PROBLEM TO SOLVE » In the entries, find all lines that hold the word "Priserna" and copy them.

A run of records »
= = = = = = =
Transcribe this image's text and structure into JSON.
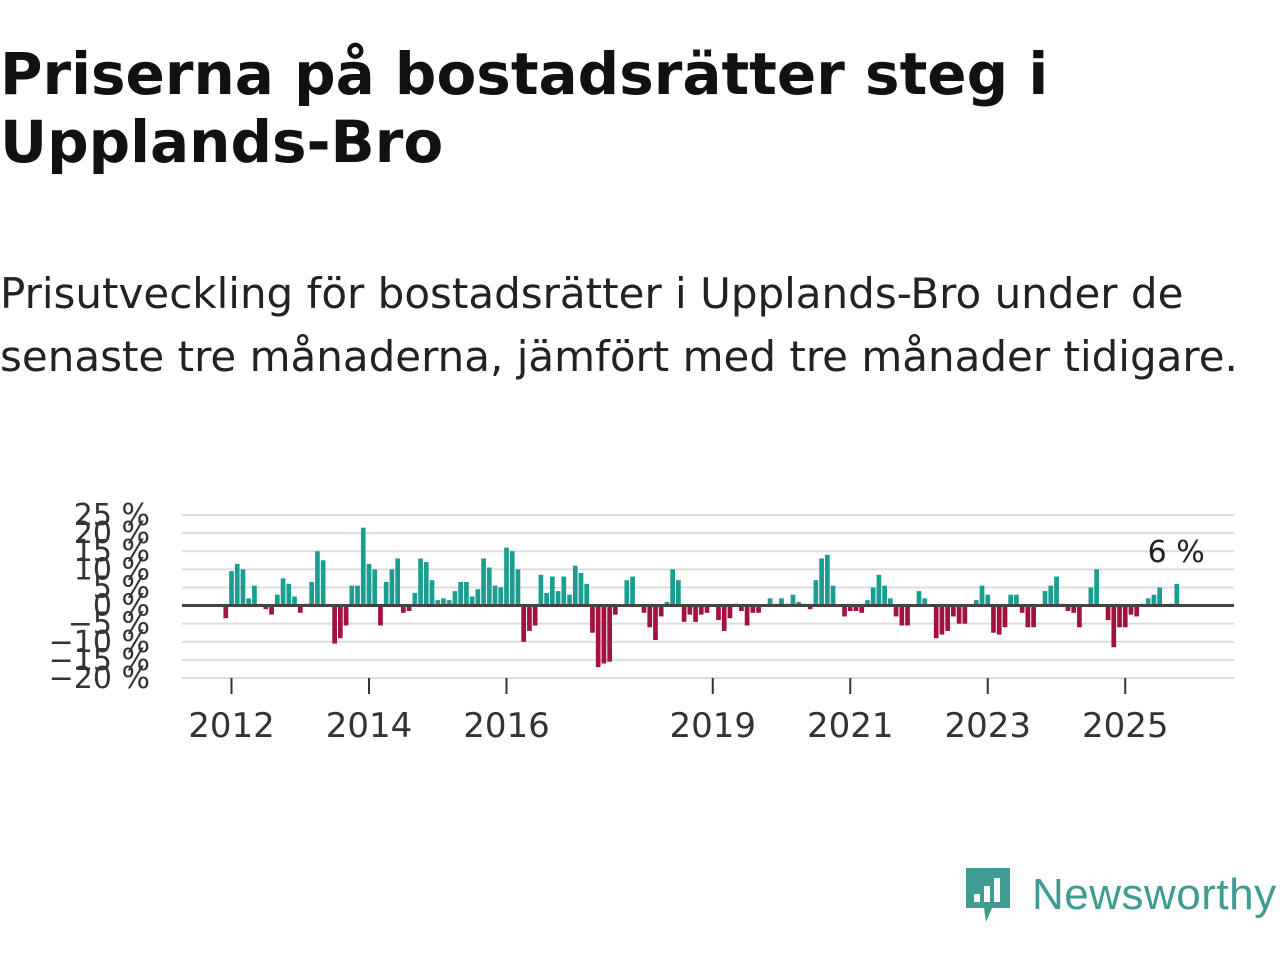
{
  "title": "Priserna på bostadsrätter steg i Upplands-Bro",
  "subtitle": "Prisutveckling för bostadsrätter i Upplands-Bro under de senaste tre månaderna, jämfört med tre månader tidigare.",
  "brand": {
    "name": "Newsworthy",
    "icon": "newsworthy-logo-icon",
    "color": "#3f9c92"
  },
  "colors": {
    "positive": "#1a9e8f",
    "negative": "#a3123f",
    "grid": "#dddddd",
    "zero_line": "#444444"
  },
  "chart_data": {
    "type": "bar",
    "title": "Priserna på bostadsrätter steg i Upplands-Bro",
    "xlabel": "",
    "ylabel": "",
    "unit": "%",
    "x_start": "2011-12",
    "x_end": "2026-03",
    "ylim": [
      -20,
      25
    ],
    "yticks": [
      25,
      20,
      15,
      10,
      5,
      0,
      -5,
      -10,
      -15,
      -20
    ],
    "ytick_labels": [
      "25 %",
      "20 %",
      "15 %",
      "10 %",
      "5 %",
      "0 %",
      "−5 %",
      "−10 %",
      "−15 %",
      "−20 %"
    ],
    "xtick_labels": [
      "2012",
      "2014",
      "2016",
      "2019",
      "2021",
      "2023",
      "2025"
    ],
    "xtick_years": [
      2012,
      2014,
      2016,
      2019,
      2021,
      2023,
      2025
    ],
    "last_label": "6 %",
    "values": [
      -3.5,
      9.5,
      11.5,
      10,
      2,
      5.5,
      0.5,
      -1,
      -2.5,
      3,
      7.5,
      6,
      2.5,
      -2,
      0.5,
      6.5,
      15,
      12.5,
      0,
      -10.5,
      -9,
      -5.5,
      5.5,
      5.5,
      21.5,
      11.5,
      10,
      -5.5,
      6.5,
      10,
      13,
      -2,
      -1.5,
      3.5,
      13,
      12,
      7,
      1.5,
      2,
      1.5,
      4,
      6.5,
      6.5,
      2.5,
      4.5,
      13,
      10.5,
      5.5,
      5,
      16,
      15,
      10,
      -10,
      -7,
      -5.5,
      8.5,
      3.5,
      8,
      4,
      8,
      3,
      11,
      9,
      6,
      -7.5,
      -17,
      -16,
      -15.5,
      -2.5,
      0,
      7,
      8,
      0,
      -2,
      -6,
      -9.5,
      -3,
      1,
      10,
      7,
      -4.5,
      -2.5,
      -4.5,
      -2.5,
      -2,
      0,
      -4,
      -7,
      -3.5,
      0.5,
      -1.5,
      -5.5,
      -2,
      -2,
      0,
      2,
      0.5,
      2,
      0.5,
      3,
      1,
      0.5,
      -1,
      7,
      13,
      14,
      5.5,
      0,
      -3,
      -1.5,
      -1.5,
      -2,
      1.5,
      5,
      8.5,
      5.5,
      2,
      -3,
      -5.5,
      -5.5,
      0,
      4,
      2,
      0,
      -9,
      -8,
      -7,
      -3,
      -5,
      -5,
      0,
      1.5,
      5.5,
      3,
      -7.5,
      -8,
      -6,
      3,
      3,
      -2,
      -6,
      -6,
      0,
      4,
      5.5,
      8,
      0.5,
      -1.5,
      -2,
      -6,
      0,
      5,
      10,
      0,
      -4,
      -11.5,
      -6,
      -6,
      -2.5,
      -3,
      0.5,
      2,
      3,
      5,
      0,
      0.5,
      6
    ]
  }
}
= = = = = = =
FINISHED ANSWER »
  "title": "Priserna på bostadsrätter steg i Upplands-Bro",
    "title": "Priserna på bostadsrätter steg i Upplands-Bro",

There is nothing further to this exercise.